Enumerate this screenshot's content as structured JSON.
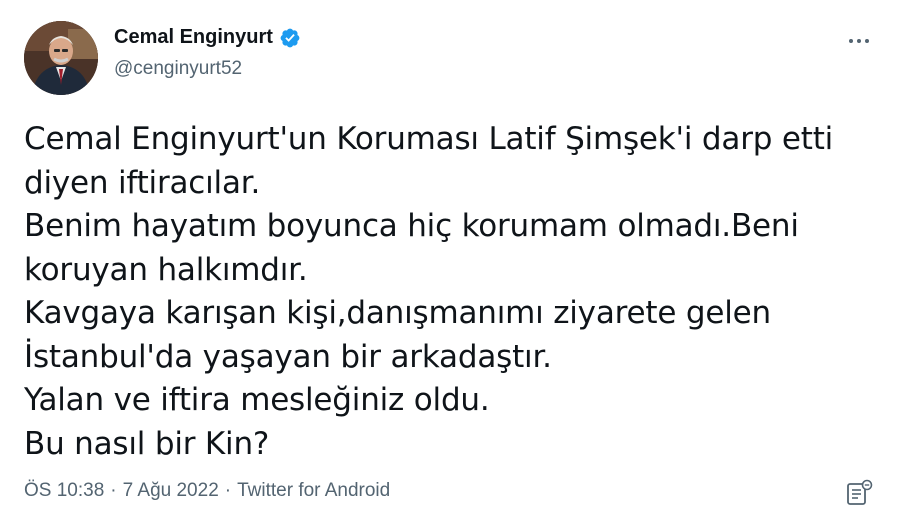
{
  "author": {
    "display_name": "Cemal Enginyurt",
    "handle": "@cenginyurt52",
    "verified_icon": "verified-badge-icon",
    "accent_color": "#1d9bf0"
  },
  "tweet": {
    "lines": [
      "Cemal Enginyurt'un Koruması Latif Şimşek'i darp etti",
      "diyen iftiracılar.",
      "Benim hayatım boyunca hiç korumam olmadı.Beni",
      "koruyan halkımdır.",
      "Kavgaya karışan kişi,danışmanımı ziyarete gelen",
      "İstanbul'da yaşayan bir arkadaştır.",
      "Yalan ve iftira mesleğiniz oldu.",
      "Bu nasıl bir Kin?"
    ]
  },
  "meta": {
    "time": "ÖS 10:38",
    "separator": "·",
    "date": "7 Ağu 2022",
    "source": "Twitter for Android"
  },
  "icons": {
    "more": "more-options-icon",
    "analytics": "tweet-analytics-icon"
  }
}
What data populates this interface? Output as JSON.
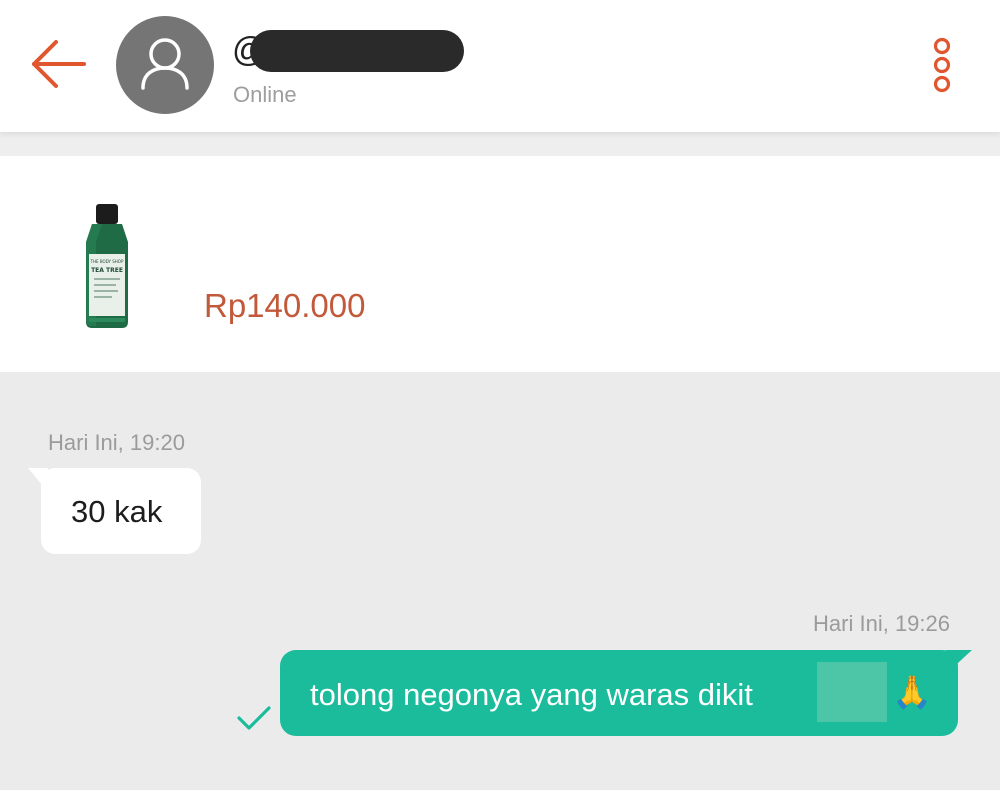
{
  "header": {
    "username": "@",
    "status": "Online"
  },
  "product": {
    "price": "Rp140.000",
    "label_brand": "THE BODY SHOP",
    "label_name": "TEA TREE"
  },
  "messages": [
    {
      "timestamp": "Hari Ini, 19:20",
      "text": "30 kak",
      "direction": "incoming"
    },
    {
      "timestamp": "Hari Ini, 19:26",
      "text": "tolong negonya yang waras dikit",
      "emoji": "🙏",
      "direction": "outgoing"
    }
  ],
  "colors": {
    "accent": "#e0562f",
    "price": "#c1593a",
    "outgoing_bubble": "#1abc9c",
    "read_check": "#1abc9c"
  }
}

_TASK GOAL_
Without including any pictures, output all the entries above exactly.

_ANSWER TO THIS EXERCISE_
Enumerate this screenshot's content as structured JSON.
{
  "author": {
    "display_name": "Cemal Enginyurt",
    "handle": "@cenginyurt52",
    "verified_icon": "verified-badge-icon",
    "accent_color": "#1d9bf0"
  },
  "tweet": {
    "lines": [
      "Cemal Enginyurt'un Koruması Latif Şimşek'i darp etti",
      "diyen iftiracılar.",
      "Benim hayatım boyunca hiç korumam olmadı.Beni",
      "koruyan halkımdır.",
      "Kavgaya karışan kişi,danışmanımı ziyarete gelen",
      "İstanbul'da yaşayan bir arkadaştır.",
      "Yalan ve iftira mesleğiniz oldu.",
      "Bu nasıl bir Kin?"
    ]
  },
  "meta": {
    "time": "ÖS 10:38",
    "separator": "·",
    "date": "7 Ağu 2022",
    "source": "Twitter for Android"
  },
  "icons": {
    "more": "more-options-icon",
    "analytics": "tweet-analytics-icon"
  }
}
What data populates this interface? Output as JSON.
{
  "header": {
    "username": "@",
    "status": "Online"
  },
  "product": {
    "price": "Rp140.000",
    "label_brand": "THE BODY SHOP",
    "label_name": "TEA TREE"
  },
  "messages": [
    {
      "timestamp": "Hari Ini, 19:20",
      "text": "30 kak",
      "direction": "incoming"
    },
    {
      "timestamp": "Hari Ini, 19:26",
      "text": "tolong negonya yang waras dikit",
      "emoji": "🙏",
      "direction": "outgoing"
    }
  ],
  "colors": {
    "accent": "#e0562f",
    "price": "#c1593a",
    "outgoing_bubble": "#1abc9c",
    "read_check": "#1abc9c"
  }
}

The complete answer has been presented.